"""
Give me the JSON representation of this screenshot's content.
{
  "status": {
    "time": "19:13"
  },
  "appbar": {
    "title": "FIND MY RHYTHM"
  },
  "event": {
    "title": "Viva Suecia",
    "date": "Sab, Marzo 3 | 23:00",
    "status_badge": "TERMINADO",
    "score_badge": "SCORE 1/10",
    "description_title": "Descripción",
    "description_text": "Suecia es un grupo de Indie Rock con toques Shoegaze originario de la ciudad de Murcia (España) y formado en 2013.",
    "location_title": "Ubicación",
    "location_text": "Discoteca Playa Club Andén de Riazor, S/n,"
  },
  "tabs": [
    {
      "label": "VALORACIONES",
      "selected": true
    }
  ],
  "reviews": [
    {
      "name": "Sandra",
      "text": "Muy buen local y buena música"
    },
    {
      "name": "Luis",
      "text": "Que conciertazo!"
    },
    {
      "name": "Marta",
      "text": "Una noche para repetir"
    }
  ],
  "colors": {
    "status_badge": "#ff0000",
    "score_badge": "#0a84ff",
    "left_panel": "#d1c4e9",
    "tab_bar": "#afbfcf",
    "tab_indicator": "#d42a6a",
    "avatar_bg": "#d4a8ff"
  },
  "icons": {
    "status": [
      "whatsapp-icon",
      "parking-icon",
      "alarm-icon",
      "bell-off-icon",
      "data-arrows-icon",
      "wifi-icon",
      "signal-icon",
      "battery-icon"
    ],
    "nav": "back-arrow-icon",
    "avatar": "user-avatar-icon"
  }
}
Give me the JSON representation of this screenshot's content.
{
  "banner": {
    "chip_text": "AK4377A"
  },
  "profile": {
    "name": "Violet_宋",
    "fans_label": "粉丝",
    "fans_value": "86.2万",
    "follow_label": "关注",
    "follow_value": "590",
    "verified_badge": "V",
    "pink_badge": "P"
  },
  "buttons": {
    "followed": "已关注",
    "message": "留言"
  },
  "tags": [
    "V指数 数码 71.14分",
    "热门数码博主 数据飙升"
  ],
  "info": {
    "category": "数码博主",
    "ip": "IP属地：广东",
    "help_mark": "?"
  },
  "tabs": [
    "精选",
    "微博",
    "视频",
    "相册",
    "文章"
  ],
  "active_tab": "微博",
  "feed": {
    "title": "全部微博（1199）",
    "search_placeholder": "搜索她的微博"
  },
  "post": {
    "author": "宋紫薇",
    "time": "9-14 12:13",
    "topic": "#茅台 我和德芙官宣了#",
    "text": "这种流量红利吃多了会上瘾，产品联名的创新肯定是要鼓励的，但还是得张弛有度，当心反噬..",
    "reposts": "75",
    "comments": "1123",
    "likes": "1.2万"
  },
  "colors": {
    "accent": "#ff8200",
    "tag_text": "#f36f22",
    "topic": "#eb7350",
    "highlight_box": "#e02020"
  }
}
"""
Problem description: Return the listing above in full, character for character.

In response:
Give me the JSON representation of this screenshot's content.
{
  "status": {
    "time": "19:13"
  },
  "appbar": {
    "title": "FIND MY RHYTHM"
  },
  "event": {
    "title": "Viva Suecia",
    "date": "Sab, Marzo 3 | 23:00",
    "status_badge": "TERMINADO",
    "score_badge": "SCORE 1/10",
    "description_title": "Descripción",
    "description_text": "Suecia es un grupo de Indie Rock con toques Shoegaze originario de la ciudad de Murcia (España) y formado en 2013.",
    "location_title": "Ubicación",
    "location_text": "Discoteca Playa Club Andén de Riazor, S/n,"
  },
  "tabs": [
    {
      "label": "VALORACIONES",
      "selected": true
    }
  ],
  "reviews": [
    {
      "name": "Sandra",
      "text": "Muy buen local y buena música"
    },
    {
      "name": "Luis",
      "text": "Que conciertazo!"
    },
    {
      "name": "Marta",
      "text": "Una noche para repetir"
    }
  ],
  "colors": {
    "status_badge": "#ff0000",
    "score_badge": "#0a84ff",
    "left_panel": "#d1c4e9",
    "tab_bar": "#afbfcf",
    "tab_indicator": "#d42a6a",
    "avatar_bg": "#d4a8ff"
  },
  "icons": {
    "status": [
      "whatsapp-icon",
      "parking-icon",
      "alarm-icon",
      "bell-off-icon",
      "data-arrows-icon",
      "wifi-icon",
      "signal-icon",
      "battery-icon"
    ],
    "nav": "back-arrow-icon",
    "avatar": "user-avatar-icon"
  }
}
Give me the JSON representation of this screenshot's content.
{
  "banner": {
    "chip_text": "AK4377A"
  },
  "profile": {
    "name": "Violet_宋",
    "fans_label": "粉丝",
    "fans_value": "86.2万",
    "follow_label": "关注",
    "follow_value": "590",
    "verified_badge": "V",
    "pink_badge": "P"
  },
  "buttons": {
    "followed": "已关注",
    "message": "留言"
  },
  "tags": [
    "V指数 数码 71.14分",
    "热门数码博主 数据飙升"
  ],
  "info": {
    "category": "数码博主",
    "ip": "IP属地：广东",
    "help_mark": "?"
  },
  "tabs": [
    "精选",
    "微博",
    "视频",
    "相册",
    "文章"
  ],
  "active_tab": "微博",
  "feed": {
    "title": "全部微博（1199）",
    "search_placeholder": "搜索她的微博"
  },
  "post": {
    "author": "宋紫薇",
    "time": "9-14 12:13",
    "topic": "#茅台 我和德芙官宣了#",
    "text": "这种流量红利吃多了会上瘾，产品联名的创新肯定是要鼓励的，但还是得张弛有度，当心反噬..",
    "reposts": "75",
    "comments": "1123",
    "likes": "1.2万"
  },
  "colors": {
    "accent": "#ff8200",
    "tag_text": "#f36f22",
    "topic": "#eb7350",
    "highlight_box": "#e02020"
  }
}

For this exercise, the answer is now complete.